Annotated element listings:
※
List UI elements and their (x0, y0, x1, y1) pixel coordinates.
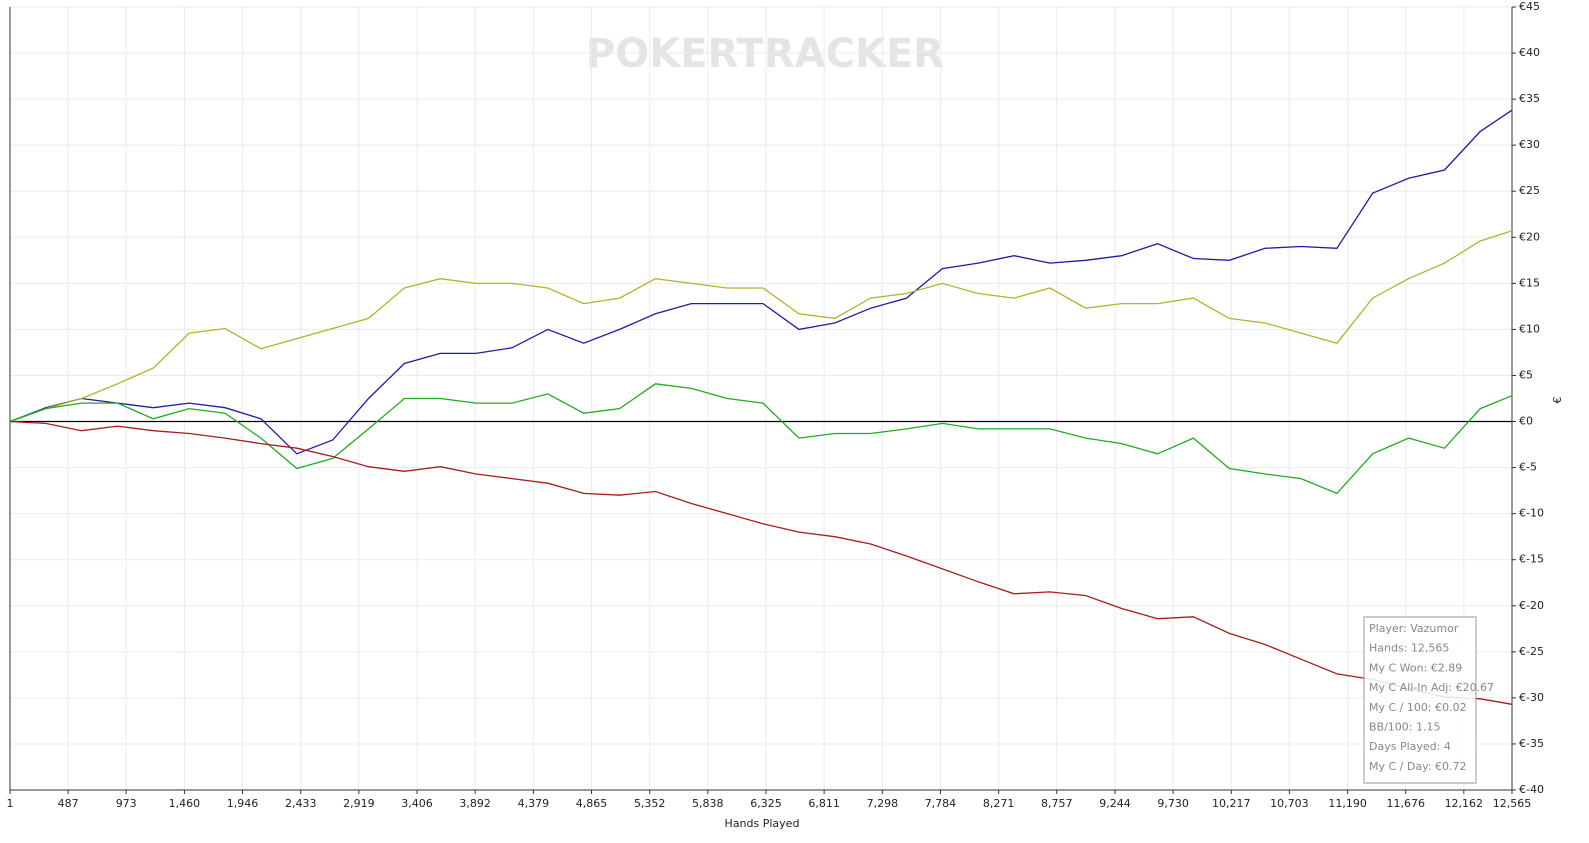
x-axis-label: Hands Played (725, 817, 800, 830)
info-line: Days Played: 4 (1369, 740, 1451, 753)
x-tick-label: 11,190 (1328, 797, 1367, 810)
x-tick-label: 2,433 (285, 797, 317, 810)
y-tick-label: €-25 (1519, 645, 1544, 658)
y-tick-label: €25 (1519, 184, 1540, 197)
grid (9, 6, 1513, 791)
x-tick-label: 3,892 (459, 797, 491, 810)
series-line (9, 230, 1513, 423)
x-tick-label: 973 (116, 797, 137, 810)
series-line (9, 420, 1513, 705)
y-tick-label: €35 (1519, 92, 1540, 105)
x-tick-label: 6,325 (750, 797, 782, 810)
x-tick-label: 10,703 (1270, 797, 1309, 810)
x-tick-label: 5,352 (634, 797, 666, 810)
x-tick-label: 5,838 (692, 797, 724, 810)
info-line: My C / 100: €0.02 (1369, 701, 1467, 714)
y-tick-label: €0 (1519, 415, 1533, 428)
y-tick-label: €-10 (1519, 507, 1544, 520)
x-tick-label: 1 (7, 797, 14, 810)
y-tick-label: €20 (1519, 230, 1540, 243)
x-tick-label: 8,271 (983, 797, 1015, 810)
x-tick-label: 487 (58, 797, 79, 810)
y-tick-label: €10 (1519, 322, 1540, 335)
y-tick-label: €15 (1519, 276, 1540, 289)
info-line: My C / Day: €0.72 (1369, 760, 1467, 773)
info-line: Player: Vazumor (1369, 622, 1459, 635)
x-tick-label: 2,919 (343, 797, 375, 810)
y-tick-label: €-30 (1519, 691, 1544, 704)
x-tick-label: 11,676 (1386, 797, 1425, 810)
x-tick-label: 7,784 (925, 797, 957, 810)
y-tick-label: €5 (1519, 368, 1533, 381)
x-tick-label: 8,757 (1041, 797, 1073, 810)
x-tick-label: 12,162 (1445, 797, 1484, 810)
y-tick-label: €-40 (1519, 783, 1544, 796)
y-tick-label: €-15 (1519, 553, 1544, 566)
x-tick-label: 1,460 (169, 797, 201, 810)
x-tick-label: 9,244 (1099, 797, 1131, 810)
info-box (1363, 616, 1477, 784)
series-line (9, 109, 1513, 455)
x-tick-label: 4,865 (576, 797, 608, 810)
info-line: Hands: 12,565 (1369, 642, 1449, 655)
y-axis-label: € (1551, 397, 1564, 404)
series-line (9, 383, 1513, 495)
x-tick-label: 4,379 (518, 797, 550, 810)
info-line: BB/100: 1.15 (1369, 721, 1441, 734)
watermark: POKERTRACKER (586, 31, 944, 77)
x-tick-label: 7,298 (867, 797, 899, 810)
x-tick-label: 1,946 (227, 797, 259, 810)
x-tick-label: 6,811 (808, 797, 840, 810)
x-tick-label: 12,565 (1493, 797, 1532, 810)
info-line: My C Won: €2.89 (1369, 661, 1462, 674)
x-tick-label: 3,406 (401, 797, 433, 810)
x-tick-label: 10,217 (1212, 797, 1251, 810)
y-tick-label: €-35 (1519, 737, 1544, 750)
y-tick-label: €-5 (1519, 461, 1537, 474)
info-line: My C All-In Adj: €20.67 (1369, 681, 1494, 694)
x-tick-label: 9,730 (1157, 797, 1189, 810)
y-tick-label: €40 (1519, 46, 1540, 59)
y-tick-label: €45 (1519, 0, 1540, 13)
y-tick-label: €30 (1519, 138, 1540, 151)
y-tick-label: €-20 (1519, 599, 1544, 612)
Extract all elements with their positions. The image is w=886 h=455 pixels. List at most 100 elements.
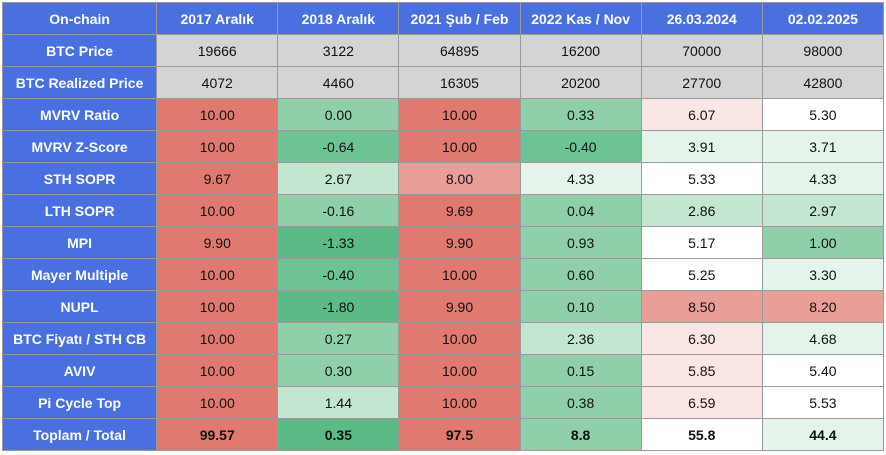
※
◆ **DO THIS**:
Copy out, unchanged, the lines of the records from the one containing "x-axis-label: Hands Played" through the one containing "y-tick-label: €0 (1519, 415, 1533, 428)", both included.

◆ **TASK ANSWER**:
x-axis-label: Hands Played (725, 817, 800, 830)
info-line: Days Played: 4 (1369, 740, 1451, 753)
x-tick-label: 11,190 (1328, 797, 1367, 810)
x-tick-label: 2,433 (285, 797, 317, 810)
y-tick-label: €-25 (1519, 645, 1544, 658)
y-tick-label: €25 (1519, 184, 1540, 197)
grid (9, 6, 1513, 791)
x-tick-label: 3,892 (459, 797, 491, 810)
series-line (9, 230, 1513, 423)
x-tick-label: 973 (116, 797, 137, 810)
series-line (9, 420, 1513, 705)
y-tick-label: €35 (1519, 92, 1540, 105)
x-tick-label: 6,325 (750, 797, 782, 810)
x-tick-label: 10,703 (1270, 797, 1309, 810)
x-tick-label: 5,352 (634, 797, 666, 810)
x-tick-label: 5,838 (692, 797, 724, 810)
info-line: My C / 100: €0.02 (1369, 701, 1467, 714)
y-tick-label: €0 (1519, 415, 1533, 428)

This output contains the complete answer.